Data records
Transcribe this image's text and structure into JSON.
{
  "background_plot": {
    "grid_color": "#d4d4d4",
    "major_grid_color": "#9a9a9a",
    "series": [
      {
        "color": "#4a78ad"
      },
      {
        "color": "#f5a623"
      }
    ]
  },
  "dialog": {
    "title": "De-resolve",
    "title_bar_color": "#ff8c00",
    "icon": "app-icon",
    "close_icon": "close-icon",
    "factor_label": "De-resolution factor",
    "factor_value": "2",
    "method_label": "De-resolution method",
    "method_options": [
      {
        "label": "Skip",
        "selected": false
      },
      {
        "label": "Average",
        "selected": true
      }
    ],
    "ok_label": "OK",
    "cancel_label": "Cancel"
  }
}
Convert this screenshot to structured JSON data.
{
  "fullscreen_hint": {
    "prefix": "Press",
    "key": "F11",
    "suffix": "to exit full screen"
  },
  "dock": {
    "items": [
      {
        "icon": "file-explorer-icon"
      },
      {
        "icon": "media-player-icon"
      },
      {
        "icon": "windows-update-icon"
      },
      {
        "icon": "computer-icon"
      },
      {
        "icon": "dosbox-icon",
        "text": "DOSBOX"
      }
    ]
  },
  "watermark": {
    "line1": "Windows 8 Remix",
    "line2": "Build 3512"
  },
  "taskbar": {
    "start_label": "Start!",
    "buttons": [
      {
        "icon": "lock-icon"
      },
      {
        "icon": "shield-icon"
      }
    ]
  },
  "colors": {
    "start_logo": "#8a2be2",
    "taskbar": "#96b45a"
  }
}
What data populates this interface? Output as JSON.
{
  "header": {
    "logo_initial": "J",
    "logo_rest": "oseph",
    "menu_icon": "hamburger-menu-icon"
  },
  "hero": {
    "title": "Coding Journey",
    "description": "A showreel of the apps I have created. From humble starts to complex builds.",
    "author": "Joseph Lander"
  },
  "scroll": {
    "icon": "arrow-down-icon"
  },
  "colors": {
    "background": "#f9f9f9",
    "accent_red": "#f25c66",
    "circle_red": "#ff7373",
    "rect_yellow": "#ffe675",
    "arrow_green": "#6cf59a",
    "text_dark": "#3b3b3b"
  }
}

## TASK STATEMENT
Give again the lines from the line holding "What data populates" through the close of the listing, both included, exactly as written and with nothing else.

## SOLUTION FOR THIS TASK
What data populates this interface? Output as JSON.
{
  "header": {
    "logo_initial": "J",
    "logo_rest": "oseph",
    "menu_icon": "hamburger-menu-icon"
  },
  "hero": {
    "title": "Coding Journey",
    "description": "A showreel of the apps I have created. From humble starts to complex builds.",
    "author": "Joseph Lander"
  },
  "scroll": {
    "icon": "arrow-down-icon"
  },
  "colors": {
    "background": "#f9f9f9",
    "accent_red": "#f25c66",
    "circle_red": "#ff7373",
    "rect_yellow": "#ffe675",
    "arrow_green": "#6cf59a",
    "text_dark": "#3b3b3b"
  }
}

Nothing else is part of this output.